▶ [The exercise]
In the listing that follows, count each line where the word "Charts" appears; write nothing but the count.

Figure dataset records
··········
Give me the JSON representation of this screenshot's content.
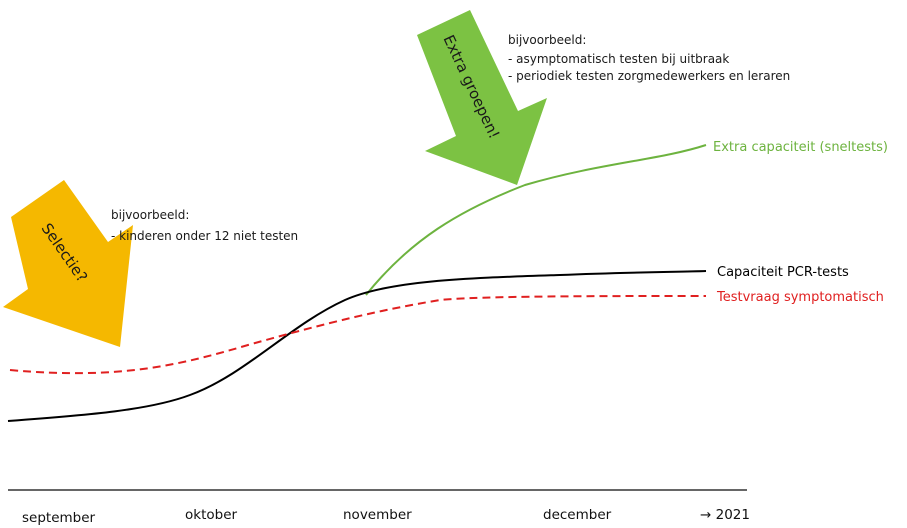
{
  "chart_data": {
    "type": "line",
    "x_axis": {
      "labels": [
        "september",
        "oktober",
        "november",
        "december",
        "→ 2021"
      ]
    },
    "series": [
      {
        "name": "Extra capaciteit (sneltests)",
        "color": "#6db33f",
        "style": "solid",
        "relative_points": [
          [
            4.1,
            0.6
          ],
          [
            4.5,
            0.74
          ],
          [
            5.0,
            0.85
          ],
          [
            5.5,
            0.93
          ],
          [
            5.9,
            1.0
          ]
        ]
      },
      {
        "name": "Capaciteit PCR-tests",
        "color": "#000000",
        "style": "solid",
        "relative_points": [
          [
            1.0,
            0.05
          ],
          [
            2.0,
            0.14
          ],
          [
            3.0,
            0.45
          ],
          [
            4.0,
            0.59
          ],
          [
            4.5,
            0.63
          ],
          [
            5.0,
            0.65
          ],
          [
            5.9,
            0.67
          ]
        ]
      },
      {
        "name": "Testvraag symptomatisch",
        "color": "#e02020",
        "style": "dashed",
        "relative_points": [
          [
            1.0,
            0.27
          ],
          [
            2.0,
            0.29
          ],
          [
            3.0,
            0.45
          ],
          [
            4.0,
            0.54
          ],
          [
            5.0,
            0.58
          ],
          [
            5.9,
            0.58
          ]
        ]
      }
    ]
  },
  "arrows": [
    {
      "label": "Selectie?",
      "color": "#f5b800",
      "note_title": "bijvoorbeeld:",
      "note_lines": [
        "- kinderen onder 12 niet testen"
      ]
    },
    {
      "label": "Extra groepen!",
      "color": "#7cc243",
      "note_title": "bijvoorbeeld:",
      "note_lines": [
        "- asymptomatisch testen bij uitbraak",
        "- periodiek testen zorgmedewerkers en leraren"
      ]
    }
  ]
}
··········
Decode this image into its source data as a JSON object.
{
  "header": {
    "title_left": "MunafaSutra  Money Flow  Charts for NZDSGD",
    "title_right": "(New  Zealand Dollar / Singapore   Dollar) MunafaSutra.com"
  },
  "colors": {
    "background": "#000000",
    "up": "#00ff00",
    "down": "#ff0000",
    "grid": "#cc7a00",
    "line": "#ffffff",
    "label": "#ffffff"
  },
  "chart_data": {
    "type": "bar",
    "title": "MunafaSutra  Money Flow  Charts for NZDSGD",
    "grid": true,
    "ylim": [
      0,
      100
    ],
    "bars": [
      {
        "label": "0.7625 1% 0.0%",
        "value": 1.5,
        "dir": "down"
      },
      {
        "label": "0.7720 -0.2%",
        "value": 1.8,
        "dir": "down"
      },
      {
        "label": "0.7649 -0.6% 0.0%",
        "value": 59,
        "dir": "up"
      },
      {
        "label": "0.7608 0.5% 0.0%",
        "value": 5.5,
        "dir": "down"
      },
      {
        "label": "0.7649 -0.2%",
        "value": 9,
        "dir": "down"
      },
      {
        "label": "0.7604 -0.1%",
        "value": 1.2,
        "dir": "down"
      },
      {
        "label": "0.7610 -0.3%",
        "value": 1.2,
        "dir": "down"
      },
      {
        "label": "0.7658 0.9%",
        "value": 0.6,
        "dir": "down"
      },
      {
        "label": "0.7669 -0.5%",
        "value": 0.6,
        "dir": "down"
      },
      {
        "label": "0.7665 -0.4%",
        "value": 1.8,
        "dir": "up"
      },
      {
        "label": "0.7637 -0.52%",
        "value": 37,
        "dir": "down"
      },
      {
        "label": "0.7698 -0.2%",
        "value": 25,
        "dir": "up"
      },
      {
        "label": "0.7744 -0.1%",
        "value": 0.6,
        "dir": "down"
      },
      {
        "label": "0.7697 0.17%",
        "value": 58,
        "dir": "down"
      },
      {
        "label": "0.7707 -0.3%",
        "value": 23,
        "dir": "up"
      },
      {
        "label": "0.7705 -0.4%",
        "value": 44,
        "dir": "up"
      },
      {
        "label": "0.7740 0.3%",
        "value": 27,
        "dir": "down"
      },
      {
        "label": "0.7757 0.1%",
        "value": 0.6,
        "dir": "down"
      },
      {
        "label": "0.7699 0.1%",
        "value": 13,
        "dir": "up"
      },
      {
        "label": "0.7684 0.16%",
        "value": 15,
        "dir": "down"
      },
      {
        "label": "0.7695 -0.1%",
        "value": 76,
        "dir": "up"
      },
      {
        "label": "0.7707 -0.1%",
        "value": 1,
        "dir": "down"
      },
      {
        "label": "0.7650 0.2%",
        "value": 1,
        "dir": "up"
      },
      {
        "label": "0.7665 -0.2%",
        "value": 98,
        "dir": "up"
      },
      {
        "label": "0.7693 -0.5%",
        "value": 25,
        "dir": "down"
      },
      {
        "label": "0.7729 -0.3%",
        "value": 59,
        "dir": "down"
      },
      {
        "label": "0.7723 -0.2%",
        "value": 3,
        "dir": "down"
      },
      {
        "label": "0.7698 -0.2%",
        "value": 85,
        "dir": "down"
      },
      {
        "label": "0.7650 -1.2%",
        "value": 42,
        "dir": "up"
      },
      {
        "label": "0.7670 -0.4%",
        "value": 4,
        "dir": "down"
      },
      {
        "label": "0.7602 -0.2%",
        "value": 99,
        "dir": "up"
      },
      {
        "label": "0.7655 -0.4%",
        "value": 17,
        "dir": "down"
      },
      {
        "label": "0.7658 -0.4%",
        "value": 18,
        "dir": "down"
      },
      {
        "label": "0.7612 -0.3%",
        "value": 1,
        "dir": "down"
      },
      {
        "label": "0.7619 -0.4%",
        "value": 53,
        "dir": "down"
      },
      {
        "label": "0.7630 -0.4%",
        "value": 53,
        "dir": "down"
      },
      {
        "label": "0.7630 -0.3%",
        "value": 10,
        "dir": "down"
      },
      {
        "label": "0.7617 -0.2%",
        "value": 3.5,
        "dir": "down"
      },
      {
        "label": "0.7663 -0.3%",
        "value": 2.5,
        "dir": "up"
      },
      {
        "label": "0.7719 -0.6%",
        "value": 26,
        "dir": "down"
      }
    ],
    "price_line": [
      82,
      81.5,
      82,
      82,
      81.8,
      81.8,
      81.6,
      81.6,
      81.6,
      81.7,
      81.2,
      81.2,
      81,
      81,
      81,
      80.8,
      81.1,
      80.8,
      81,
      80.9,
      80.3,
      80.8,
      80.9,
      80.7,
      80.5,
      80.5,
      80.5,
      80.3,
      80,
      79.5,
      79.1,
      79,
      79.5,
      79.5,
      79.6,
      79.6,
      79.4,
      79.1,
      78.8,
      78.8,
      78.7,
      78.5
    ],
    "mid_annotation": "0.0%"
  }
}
··········
▶ [Problem solution]
2